Task to complete →
Convert the lines from the first one through the line containing "instructions-box: 1. Copy", both included, into a Markdown table with the columns "No." and "Entry", omitting blank lines.

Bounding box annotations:
:::::
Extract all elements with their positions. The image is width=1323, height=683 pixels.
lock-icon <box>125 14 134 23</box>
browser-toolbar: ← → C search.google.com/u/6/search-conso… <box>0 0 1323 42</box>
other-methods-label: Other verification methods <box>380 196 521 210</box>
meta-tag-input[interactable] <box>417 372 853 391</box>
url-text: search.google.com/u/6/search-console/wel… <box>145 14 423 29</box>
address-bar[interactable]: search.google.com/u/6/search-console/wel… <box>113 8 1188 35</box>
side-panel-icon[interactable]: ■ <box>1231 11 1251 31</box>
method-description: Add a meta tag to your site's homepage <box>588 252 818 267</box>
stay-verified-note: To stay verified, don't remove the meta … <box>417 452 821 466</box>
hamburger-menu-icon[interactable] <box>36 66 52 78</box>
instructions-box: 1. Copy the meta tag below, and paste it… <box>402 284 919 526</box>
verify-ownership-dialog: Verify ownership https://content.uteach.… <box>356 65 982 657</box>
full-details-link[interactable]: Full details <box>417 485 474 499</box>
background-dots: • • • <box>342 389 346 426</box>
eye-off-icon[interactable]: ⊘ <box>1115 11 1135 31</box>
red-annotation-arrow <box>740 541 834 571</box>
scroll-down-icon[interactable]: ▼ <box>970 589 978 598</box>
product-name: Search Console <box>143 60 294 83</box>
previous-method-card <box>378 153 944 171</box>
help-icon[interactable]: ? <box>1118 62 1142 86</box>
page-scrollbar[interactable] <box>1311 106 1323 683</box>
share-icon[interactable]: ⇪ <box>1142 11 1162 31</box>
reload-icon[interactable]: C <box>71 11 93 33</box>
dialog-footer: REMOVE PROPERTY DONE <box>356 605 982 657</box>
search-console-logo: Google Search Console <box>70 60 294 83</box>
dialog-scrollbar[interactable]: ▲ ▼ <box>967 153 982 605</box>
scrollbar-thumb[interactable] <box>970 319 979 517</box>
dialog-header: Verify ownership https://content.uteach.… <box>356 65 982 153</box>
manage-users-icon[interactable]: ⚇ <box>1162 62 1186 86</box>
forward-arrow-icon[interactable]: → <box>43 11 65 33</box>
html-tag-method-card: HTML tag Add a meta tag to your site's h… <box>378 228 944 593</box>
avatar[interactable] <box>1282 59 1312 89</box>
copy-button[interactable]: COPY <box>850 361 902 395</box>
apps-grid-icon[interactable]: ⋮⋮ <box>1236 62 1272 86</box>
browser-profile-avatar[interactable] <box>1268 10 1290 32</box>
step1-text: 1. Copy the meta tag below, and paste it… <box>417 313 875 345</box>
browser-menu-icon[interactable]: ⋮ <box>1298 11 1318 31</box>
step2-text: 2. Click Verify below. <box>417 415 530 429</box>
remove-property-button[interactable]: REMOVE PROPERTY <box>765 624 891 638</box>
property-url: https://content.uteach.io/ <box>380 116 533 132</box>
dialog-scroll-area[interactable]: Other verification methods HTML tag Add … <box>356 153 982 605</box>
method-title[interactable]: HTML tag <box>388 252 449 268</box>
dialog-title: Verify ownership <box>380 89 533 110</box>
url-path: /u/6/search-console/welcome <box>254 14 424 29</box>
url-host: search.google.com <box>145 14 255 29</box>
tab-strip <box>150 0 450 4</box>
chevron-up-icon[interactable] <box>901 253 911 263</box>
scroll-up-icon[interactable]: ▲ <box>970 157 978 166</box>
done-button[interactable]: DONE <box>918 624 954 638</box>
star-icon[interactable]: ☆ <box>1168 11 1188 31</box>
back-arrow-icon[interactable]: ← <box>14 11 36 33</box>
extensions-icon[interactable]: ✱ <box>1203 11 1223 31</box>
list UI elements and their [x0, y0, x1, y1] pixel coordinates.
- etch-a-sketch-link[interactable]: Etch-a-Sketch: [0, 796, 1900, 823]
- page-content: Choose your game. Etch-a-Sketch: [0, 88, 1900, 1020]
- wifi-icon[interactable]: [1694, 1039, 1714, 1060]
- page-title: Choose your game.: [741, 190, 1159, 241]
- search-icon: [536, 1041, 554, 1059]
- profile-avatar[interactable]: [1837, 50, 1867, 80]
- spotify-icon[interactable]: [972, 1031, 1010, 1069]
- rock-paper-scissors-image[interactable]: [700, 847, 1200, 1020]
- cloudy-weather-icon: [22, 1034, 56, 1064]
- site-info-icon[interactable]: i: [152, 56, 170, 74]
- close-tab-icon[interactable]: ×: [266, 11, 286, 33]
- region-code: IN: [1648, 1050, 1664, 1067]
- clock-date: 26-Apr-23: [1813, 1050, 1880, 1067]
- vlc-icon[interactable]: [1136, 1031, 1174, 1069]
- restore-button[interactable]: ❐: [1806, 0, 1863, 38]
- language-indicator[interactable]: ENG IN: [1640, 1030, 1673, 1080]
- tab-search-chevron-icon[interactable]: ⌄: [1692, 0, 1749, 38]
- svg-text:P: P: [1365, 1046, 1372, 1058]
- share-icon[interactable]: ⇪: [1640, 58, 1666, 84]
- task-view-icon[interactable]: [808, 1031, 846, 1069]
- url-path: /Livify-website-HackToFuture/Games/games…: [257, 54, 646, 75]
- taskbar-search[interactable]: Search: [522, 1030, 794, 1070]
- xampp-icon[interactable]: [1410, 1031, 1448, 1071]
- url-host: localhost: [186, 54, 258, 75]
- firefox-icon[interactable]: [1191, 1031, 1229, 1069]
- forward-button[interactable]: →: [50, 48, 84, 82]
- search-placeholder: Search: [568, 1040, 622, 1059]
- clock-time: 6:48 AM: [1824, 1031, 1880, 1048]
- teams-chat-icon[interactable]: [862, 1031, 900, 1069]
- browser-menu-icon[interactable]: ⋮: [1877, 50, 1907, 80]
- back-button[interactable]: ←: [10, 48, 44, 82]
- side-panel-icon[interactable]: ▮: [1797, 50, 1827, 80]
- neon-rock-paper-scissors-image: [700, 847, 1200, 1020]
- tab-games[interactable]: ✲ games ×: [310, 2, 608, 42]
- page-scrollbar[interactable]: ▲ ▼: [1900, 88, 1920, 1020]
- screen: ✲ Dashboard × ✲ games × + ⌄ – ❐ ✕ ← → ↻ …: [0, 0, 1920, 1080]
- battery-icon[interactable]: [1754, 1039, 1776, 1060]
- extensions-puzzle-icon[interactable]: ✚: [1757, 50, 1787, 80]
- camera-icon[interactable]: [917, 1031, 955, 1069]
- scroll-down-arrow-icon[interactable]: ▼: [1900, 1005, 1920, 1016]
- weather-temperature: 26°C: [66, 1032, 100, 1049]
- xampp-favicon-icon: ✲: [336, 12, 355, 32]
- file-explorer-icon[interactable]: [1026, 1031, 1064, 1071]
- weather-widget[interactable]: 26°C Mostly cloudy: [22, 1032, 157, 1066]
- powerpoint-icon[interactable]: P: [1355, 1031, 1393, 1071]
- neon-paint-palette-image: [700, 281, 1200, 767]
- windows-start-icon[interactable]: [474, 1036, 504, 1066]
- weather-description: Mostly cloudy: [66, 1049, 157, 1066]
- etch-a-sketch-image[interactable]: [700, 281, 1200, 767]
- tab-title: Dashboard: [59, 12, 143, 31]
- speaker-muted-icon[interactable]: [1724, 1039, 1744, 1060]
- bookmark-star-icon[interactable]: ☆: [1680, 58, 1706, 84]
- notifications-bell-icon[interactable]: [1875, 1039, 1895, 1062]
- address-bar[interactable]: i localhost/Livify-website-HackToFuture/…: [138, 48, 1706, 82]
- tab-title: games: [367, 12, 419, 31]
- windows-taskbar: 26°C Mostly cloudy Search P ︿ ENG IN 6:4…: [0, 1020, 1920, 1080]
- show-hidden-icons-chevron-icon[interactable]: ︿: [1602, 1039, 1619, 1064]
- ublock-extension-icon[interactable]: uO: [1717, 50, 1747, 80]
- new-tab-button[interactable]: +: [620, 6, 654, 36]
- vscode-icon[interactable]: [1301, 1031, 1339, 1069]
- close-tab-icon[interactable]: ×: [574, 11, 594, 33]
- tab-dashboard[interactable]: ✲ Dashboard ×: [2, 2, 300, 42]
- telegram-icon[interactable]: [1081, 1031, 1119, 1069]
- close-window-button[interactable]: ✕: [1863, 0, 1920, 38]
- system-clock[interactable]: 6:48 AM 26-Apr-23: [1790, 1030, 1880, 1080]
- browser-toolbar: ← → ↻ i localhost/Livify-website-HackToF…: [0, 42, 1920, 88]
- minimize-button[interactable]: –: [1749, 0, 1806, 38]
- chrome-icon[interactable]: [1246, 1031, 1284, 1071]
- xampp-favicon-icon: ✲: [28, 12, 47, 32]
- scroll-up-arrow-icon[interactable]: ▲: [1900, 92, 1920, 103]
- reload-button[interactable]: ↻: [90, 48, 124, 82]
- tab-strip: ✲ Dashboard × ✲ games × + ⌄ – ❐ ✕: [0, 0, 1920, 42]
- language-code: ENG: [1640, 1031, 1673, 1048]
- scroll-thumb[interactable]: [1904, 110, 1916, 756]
:::::
Expected answer →
| No. | Entry |
|---|---|
| 1 | Extract all elements with their positions. The image is width=1323, height=683 pixels. |
| 2 | lock-icon <box>125 14 134 23</box> |
| 3 | browser-toolbar: ← → C search.google.com/u/6/search-conso… <box>0 0 1323 42</box> |
| 4 | other-methods-label: Other verification methods <box>380 196 521 210</box> |
| 5 | meta-tag-input[interactable] <box>417 372 853 391</box> |
| 6 | url-text: search.google.com/u/6/search-console/wel… <box>145 14 423 29</box> |
| 7 | address-bar[interactable]: search.google.com/u/6/search-console/wel… <box>113 8 1188 35</box> |
| 8 | side-panel-icon[interactable]: ■ <box>1231 11 1251 31</box> |
| 9 | method-description: Add a meta tag to your site's homepage <box>588 252 818 267</box> |
| 10 | stay-verified-note: To stay verified, don't remove the meta … <box>417 452 821 466</box> |
| 11 | hamburger-menu-icon[interactable] <box>36 66 52 78</box> |
| 12 | instructions-box: 1. Copy the meta tag below, and paste it… <box>402 284 919 526</box> |